- Required task -
Put every line of the data below into a numbered list, and leave out any blank lines.

[Stored dataset items]
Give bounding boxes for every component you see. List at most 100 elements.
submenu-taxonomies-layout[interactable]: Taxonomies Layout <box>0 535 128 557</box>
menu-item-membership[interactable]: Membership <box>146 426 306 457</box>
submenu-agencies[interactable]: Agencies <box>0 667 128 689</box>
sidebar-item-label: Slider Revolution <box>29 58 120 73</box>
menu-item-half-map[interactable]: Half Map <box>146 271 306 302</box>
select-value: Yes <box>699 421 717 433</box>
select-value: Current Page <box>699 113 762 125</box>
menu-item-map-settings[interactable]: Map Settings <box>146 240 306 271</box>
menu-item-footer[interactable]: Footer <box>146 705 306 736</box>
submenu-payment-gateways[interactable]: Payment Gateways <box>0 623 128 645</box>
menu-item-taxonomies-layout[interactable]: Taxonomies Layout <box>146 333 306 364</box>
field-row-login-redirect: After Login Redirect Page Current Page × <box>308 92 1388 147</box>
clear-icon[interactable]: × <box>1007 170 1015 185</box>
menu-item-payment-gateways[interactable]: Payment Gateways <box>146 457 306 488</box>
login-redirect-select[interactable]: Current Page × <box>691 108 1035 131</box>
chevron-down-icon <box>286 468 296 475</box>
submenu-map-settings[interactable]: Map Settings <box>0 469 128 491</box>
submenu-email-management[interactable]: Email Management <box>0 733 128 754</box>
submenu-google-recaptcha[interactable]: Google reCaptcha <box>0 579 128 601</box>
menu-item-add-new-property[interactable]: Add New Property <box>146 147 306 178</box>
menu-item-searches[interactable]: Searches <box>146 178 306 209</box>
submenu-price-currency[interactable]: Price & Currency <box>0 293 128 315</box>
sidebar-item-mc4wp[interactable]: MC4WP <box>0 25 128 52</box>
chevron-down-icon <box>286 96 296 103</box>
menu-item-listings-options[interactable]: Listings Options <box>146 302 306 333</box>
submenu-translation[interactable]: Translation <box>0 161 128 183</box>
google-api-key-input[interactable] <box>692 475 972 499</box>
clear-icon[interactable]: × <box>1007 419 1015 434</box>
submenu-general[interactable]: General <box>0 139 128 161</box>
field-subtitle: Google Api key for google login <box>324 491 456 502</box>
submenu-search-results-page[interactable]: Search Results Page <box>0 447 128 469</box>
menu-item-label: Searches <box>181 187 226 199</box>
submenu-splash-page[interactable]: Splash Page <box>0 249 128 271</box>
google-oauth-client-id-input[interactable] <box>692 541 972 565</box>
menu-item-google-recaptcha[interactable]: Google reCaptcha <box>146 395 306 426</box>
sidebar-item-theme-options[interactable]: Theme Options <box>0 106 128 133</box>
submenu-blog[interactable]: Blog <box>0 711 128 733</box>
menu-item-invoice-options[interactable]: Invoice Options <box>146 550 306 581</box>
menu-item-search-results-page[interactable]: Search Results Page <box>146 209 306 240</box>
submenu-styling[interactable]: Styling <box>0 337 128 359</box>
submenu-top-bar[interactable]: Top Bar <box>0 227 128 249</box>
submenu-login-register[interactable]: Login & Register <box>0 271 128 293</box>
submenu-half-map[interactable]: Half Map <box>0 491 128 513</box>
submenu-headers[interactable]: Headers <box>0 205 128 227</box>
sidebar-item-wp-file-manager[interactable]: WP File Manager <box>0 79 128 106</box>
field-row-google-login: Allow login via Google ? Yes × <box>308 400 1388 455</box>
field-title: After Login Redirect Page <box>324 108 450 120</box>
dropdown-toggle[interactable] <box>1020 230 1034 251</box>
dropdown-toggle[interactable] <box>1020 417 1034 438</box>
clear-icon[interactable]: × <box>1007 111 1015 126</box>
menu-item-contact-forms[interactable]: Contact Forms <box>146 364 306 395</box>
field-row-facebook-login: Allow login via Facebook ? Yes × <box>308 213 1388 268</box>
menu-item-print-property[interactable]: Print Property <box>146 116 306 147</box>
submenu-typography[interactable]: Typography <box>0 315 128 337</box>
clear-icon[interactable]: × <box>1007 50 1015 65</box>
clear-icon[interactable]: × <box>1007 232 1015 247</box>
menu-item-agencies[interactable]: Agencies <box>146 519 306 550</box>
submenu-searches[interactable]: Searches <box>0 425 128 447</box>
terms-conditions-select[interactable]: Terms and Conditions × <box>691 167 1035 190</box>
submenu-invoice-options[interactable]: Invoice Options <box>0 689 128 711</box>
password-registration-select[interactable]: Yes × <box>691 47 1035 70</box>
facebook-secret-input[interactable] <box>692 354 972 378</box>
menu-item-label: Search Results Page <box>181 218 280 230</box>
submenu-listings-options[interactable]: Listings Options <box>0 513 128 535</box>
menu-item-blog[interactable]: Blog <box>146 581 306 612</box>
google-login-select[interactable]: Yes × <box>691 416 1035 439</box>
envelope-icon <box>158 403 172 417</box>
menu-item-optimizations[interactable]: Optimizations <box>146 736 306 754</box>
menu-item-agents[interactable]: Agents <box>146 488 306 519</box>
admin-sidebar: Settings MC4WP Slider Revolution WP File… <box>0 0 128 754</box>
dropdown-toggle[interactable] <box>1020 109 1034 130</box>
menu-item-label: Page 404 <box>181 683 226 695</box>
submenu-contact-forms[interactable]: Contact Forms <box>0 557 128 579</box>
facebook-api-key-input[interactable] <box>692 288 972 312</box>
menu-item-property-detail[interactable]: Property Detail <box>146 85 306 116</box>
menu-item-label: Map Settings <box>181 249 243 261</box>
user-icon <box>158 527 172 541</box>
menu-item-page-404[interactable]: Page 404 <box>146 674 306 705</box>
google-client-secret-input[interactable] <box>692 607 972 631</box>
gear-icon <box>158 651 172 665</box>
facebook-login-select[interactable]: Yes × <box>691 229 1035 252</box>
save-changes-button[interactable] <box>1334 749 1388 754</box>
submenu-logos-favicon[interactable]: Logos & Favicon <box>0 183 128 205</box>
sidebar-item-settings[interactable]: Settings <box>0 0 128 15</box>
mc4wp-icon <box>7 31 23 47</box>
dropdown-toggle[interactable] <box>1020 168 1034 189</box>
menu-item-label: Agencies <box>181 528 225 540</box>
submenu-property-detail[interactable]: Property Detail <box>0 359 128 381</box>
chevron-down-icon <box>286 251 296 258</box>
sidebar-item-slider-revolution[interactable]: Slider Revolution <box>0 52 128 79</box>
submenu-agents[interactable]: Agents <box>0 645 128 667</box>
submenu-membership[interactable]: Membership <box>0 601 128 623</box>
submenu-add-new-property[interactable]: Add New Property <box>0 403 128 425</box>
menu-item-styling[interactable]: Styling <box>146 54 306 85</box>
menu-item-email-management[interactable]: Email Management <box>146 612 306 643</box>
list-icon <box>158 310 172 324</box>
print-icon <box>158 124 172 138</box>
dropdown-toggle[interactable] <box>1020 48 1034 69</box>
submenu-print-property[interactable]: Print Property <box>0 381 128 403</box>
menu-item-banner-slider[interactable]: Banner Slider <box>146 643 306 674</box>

- Task response -
1. Give bounding boxes for every component you see. List at most 100 elements.
2. submenu-taxonomies-layout[interactable]: Taxonomies Layout <box>0 535 128 557</box>
3. menu-item-membership[interactable]: Membership <box>146 426 306 457</box>
4. submenu-agencies[interactable]: Agencies <box>0 667 128 689</box>
5. sidebar-item-label: Slider Revolution <box>29 58 120 73</box>
6. menu-item-half-map[interactable]: Half Map <box>146 271 306 302</box>
7. select-value: Yes <box>699 421 717 433</box>
8. select-value: Current Page <box>699 113 762 125</box>
9. menu-item-map-settings[interactable]: Map Settings <box>146 240 306 271</box>
10. menu-item-footer[interactable]: Footer <box>146 705 306 736</box>
11. submenu-payment-gateways[interactable]: Payment Gateways <box>0 623 128 645</box>
12. menu-item-taxonomies-layout[interactable]: Taxonomies Layout <box>146 333 306 364</box>
13. field-row-login-redirect: After Login Redirect Page Current Page × <box>308 92 1388 147</box>
14. clear-icon[interactable]: × <box>1007 170 1015 185</box>
15. menu-item-payment-gateways[interactable]: Payment Gateways <box>146 457 306 488</box>
16. login-redirect-select[interactable]: Current Page × <box>691 108 1035 131</box>
17. chevron-down-icon <box>286 468 296 475</box>
18. submenu-map-settings[interactable]: Map Settings <box>0 469 128 491</box>
19. submenu-email-management[interactable]: Email Management <box>0 733 128 754</box>
20. submenu-google-recaptcha[interactable]: Google reCaptcha <box>0 579 128 601</box>
21. menu-item-add-new-property[interactable]: Add New Property <box>146 147 306 178</box>
22. menu-item-searches[interactable]: Searches <box>146 178 306 209</box>
23. submenu-price-currency[interactable]: Price & Currency <box>0 293 128 315</box>
24. sidebar-item-mc4wp[interactable]: MC4WP <box>0 25 128 52</box>
25. chevron-down-icon <box>286 96 296 103</box>
26. menu-item-listings-options[interactable]: Listings Options <box>146 302 306 333</box>
27. submenu-translation[interactable]: Translation <box>0 161 128 183</box>
28. google-api-key-input[interactable] <box>692 475 972 499</box>
29. clear-icon[interactable]: × <box>1007 419 1015 434</box>
30. submenu-general[interactable]: General <box>0 139 128 161</box>
31. field-subtitle: Google Api key for google login <box>324 491 456 502</box>
32. submenu-search-results-page[interactable]: Search Results Page <box>0 447 128 469</box>
33. menu-item-label: Searches <box>181 187 226 199</box>
34. submenu-splash-page[interactable]: Splash Page <box>0 249 128 271</box>
35. google-oauth-client-id-input[interactable] <box>692 541 972 565</box>
36. menu-item-google-recaptcha[interactable]: Google reCaptcha <box>146 395 306 426</box>
37. sidebar-item-theme-options[interactable]: Theme Options <box>0 106 128 133</box>
38. submenu-blog[interactable]: Blog <box>0 711 128 733</box>
39. menu-item-invoice-options[interactable]: Invoice Options <box>146 550 306 581</box>
40. menu-item-search-results-page[interactable]: Search Results Page <box>146 209 306 240</box>
41. submenu-styling[interactable]: Styling <box>0 337 128 359</box>
42. submenu-top-bar[interactable]: Top Bar <box>0 227 128 249</box>
43. submenu-login-register[interactable]: Login & Register <box>0 271 128 293</box>
44. submenu-half-map[interactable]: Half Map <box>0 491 128 513</box>
45. submenu-headers[interactable]: Headers <box>0 205 128 227</box>
46. sidebar-item-wp-file-manager[interactable]: WP File Manager <box>0 79 128 106</box>
47. field-row-google-login: Allow login via Google ? Yes × <box>308 400 1388 455</box>
48. field-title: After Login Redirect Page <box>324 108 450 120</box>
49. dropdown-toggle[interactable] <box>1020 230 1034 251</box>
50. dropdown-toggle[interactable] <box>1020 417 1034 438</box>
51. clear-icon[interactable]: × <box>1007 111 1015 126</box>
52. menu-item-contact-forms[interactable]: Contact Forms <box>146 364 306 395</box>
53. field-row-facebook-login: Allow login via Facebook ? Yes × <box>308 213 1388 268</box>
54. menu-item-print-property[interactable]: Print Property <box>146 116 306 147</box>
55. submenu-typography[interactable]: Typography <box>0 315 128 337</box>
56. clear-icon[interactable]: × <box>1007 50 1015 65</box>
57. clear-icon[interactable]: × <box>1007 232 1015 247</box>
58. menu-item-agencies[interactable]: Agencies <box>146 519 306 550</box>
59. submenu-searches[interactable]: Searches <box>0 425 128 447</box>
60. terms-conditions-select[interactable]: Terms and Conditions × <box>691 167 1035 190</box>
61. submenu-invoice-options[interactable]: Invoice Options <box>0 689 128 711</box>
62. password-registration-select[interactable]: Yes × <box>691 47 1035 70</box>
63. facebook-secret-input[interactable] <box>692 354 972 378</box>
64. menu-item-label: Search Results Page <box>181 218 280 230</box>
65. submenu-listings-options[interactable]: Listings Options <box>0 513 128 535</box>
66. menu-item-blog[interactable]: Blog <box>146 581 306 612</box>
67. google-login-select[interactable]: Yes × <box>691 416 1035 439</box>
68. envelope-icon <box>158 403 172 417</box>
69. menu-item-optimizations[interactable]: Optimizations <box>146 736 306 754</box>
70. menu-item-agents[interactable]: Agents <box>146 488 306 519</box>
71. admin-sidebar: Settings MC4WP Slider Revolution WP File… <box>0 0 128 754</box>
72. dropdown-toggle[interactable] <box>1020 109 1034 130</box>
73. menu-item-label: Page 404 <box>181 683 226 695</box>
74. submenu-contact-forms[interactable]: Contact Forms <box>0 557 128 579</box>
75. facebook-api-key-input[interactable] <box>692 288 972 312</box>
76. menu-item-property-detail[interactable]: Property Detail <box>146 85 306 116</box>
77. menu-item-label: Map Settings <box>181 249 243 261</box>
78. user-icon <box>158 527 172 541</box>
79. menu-item-page-404[interactable]: Page 404 <box>146 674 306 705</box>
80. google-client-secret-input[interactable] <box>692 607 972 631</box>
81. gear-icon <box>158 651 172 665</box>
82. facebook-login-select[interactable]: Yes × <box>691 229 1035 252</box>
83. save-changes-button[interactable] <box>1334 749 1388 754</box>
84. submenu-logos-favicon[interactable]: Logos & Favicon <box>0 183 128 205</box>
85. sidebar-item-settings[interactable]: Settings <box>0 0 128 15</box>
86. mc4wp-icon <box>7 31 23 47</box>
87. dropdown-toggle[interactable] <box>1020 168 1034 189</box>
88. menu-item-label: Agencies <box>181 528 225 540</box>
89. submenu-property-detail[interactable]: Property Detail <box>0 359 128 381</box>
90. chevron-down-icon <box>286 251 296 258</box>
91. sidebar-item-slider-revolution[interactable]: Slider Revolution <box>0 52 128 79</box>
92. submenu-agents[interactable]: Agents <box>0 645 128 667</box>
93. submenu-membership[interactable]: Membership <box>0 601 128 623</box>
94. submenu-add-new-property[interactable]: Add New Property <box>0 403 128 425</box>
95. menu-item-styling[interactable]: Styling <box>146 54 306 85</box>
96. menu-item-email-management[interactable]: Email Management <box>146 612 306 643</box>
97. list-icon <box>158 310 172 324</box>
98. print-icon <box>158 124 172 138</box>
99. dropdown-toggle[interactable] <box>1020 48 1034 69</box>
100. submenu-print-property[interactable]: Print Property <box>0 381 128 403</box>
101. menu-item-banner-slider[interactable]: Banner Slider <box>146 643 306 674</box>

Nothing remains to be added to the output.